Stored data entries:
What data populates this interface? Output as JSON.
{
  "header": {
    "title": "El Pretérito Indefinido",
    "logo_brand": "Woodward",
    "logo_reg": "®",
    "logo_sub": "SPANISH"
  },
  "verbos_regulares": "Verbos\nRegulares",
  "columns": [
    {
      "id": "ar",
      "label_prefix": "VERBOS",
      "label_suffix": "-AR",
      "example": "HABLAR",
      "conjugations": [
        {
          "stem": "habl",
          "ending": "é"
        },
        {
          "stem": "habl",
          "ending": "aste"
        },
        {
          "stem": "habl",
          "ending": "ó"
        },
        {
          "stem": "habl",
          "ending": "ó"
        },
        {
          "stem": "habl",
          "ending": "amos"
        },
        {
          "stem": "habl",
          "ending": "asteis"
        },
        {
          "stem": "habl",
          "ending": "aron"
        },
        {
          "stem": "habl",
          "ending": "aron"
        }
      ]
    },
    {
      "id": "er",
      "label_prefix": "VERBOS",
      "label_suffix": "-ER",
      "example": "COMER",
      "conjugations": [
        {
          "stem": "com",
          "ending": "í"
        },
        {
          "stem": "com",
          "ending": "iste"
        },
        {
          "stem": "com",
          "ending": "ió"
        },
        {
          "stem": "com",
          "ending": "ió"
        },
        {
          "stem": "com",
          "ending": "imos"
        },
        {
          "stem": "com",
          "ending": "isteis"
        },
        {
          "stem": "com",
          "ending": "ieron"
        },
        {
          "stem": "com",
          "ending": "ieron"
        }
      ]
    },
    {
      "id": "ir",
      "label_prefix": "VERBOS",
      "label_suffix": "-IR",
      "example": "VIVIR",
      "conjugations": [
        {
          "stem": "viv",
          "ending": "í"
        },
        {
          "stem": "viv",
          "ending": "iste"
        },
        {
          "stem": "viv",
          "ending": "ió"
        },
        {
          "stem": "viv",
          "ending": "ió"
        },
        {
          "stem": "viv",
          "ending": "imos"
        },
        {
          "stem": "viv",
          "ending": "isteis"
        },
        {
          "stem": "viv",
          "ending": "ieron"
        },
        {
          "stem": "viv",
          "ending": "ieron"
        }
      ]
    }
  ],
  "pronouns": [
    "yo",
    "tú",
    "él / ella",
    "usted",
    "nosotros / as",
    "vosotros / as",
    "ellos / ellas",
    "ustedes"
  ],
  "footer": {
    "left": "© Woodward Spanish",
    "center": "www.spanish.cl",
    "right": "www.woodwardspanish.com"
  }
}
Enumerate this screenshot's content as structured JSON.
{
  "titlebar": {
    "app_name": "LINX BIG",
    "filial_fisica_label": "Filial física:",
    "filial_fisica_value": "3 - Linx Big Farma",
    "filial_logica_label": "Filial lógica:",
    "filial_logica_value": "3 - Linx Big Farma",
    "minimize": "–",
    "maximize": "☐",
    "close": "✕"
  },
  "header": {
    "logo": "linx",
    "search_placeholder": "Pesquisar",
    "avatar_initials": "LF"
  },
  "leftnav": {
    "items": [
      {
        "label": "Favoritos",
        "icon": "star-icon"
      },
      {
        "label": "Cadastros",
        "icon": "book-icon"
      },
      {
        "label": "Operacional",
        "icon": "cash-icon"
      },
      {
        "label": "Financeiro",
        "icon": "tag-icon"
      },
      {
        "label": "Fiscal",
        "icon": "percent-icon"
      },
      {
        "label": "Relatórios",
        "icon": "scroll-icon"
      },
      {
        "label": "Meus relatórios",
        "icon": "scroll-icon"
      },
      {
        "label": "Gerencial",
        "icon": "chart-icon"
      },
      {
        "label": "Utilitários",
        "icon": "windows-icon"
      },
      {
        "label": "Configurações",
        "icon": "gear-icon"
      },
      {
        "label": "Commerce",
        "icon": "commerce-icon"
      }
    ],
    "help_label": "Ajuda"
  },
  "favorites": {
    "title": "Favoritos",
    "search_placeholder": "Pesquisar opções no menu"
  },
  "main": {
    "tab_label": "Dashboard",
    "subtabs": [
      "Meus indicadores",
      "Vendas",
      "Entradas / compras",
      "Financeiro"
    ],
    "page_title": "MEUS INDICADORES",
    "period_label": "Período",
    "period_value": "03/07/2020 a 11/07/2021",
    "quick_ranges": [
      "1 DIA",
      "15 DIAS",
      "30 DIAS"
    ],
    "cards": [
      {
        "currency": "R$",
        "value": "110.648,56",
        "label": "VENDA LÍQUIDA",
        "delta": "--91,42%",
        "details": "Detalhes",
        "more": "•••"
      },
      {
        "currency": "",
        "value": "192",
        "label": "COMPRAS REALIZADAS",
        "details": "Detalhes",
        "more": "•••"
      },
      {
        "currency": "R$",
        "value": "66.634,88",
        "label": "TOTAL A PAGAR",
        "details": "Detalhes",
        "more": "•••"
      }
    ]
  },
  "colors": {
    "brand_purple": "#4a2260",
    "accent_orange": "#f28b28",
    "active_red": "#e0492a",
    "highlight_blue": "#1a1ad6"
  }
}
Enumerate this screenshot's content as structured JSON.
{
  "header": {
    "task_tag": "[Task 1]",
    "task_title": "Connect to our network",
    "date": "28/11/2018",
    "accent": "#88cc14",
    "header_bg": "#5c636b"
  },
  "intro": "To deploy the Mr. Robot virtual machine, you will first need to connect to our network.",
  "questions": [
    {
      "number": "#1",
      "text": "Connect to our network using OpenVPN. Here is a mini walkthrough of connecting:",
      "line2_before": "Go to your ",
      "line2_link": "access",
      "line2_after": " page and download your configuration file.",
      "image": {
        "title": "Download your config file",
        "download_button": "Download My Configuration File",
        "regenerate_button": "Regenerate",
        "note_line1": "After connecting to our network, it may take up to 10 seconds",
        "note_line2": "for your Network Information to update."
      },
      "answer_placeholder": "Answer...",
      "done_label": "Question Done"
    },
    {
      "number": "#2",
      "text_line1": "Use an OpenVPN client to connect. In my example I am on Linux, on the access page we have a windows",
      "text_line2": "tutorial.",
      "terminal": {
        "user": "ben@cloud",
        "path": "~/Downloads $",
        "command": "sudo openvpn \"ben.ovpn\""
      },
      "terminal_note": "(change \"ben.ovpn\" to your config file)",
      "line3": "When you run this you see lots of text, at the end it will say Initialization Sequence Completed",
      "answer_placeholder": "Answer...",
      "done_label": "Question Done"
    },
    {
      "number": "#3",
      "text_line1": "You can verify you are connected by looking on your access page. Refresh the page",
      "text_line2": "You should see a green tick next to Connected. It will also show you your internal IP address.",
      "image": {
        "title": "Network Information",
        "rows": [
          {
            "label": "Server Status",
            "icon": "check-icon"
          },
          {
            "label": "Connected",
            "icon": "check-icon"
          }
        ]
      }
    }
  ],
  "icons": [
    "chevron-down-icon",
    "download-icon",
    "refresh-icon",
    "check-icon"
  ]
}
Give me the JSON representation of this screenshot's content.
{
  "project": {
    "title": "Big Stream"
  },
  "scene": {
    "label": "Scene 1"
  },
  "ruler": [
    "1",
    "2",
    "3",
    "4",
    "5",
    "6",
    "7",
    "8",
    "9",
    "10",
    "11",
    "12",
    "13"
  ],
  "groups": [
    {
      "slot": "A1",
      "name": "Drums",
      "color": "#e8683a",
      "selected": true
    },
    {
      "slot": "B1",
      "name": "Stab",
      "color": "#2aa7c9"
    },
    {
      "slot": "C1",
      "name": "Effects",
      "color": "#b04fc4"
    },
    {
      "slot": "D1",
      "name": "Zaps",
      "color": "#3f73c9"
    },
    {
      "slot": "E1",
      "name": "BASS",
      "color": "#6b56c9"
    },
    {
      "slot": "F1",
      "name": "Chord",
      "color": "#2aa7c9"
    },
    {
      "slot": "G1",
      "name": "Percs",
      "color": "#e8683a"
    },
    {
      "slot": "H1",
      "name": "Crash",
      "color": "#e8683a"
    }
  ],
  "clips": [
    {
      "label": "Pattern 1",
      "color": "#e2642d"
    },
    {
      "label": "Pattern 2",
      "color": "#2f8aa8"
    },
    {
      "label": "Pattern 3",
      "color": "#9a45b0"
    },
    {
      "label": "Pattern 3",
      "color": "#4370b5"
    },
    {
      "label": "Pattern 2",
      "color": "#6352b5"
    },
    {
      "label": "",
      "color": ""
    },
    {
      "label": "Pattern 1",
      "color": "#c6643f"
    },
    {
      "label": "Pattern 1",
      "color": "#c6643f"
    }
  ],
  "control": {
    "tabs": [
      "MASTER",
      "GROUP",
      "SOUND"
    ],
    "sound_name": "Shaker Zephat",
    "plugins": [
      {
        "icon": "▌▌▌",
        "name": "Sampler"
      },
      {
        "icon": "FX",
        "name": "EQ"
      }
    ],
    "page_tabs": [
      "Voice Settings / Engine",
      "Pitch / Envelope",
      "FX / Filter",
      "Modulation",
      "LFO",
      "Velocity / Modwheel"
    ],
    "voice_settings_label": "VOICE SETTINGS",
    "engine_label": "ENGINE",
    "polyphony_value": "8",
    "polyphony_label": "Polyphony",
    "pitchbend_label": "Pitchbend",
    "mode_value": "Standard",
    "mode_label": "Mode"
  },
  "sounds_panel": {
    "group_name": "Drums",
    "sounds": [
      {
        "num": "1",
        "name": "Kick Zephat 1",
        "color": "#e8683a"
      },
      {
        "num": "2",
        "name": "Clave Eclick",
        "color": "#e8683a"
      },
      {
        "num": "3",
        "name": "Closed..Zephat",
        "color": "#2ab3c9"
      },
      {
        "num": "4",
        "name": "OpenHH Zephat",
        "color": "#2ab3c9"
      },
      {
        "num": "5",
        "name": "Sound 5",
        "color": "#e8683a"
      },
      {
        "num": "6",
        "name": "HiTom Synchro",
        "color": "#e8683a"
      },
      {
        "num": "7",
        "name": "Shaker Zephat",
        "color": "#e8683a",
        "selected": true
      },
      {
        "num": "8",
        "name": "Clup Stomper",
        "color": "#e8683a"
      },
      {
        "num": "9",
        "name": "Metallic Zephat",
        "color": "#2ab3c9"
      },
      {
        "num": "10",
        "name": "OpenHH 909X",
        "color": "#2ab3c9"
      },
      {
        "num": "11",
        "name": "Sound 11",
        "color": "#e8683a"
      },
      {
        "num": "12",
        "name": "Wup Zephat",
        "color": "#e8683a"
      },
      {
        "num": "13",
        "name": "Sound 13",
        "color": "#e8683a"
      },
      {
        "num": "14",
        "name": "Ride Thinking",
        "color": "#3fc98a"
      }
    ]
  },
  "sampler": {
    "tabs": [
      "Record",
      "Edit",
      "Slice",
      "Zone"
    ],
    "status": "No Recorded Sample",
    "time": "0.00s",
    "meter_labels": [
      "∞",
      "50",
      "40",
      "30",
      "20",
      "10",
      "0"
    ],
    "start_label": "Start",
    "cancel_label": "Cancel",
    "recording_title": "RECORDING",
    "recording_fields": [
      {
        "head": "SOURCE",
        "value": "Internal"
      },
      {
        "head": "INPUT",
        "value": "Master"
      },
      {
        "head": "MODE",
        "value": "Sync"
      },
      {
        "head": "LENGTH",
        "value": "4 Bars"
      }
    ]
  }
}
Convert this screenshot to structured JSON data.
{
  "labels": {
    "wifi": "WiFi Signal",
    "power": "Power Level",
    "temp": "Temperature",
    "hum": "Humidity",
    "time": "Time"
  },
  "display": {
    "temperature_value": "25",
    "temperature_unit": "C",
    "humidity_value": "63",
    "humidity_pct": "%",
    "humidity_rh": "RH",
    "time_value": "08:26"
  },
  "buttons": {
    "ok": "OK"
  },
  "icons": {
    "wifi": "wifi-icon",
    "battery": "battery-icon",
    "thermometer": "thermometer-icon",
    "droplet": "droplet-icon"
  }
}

== Directions ==
Copy out every line from the records that has the word "your".

== Written solution ==
      "line2_before": "Go to your ",
      "line2_after": " page and download your configuration file.",
        "title": "Download your config file",
        "note_line2": "for your Network Information to update."
      "terminal_note": "(change \"ben.ovpn\" to your config file)",
      "text_line1": "You can verify you are connected by looking on your access page. Refresh the page",
      "text_line2": "You should see a green tick next to Connected. It will also show you your internal IP address.",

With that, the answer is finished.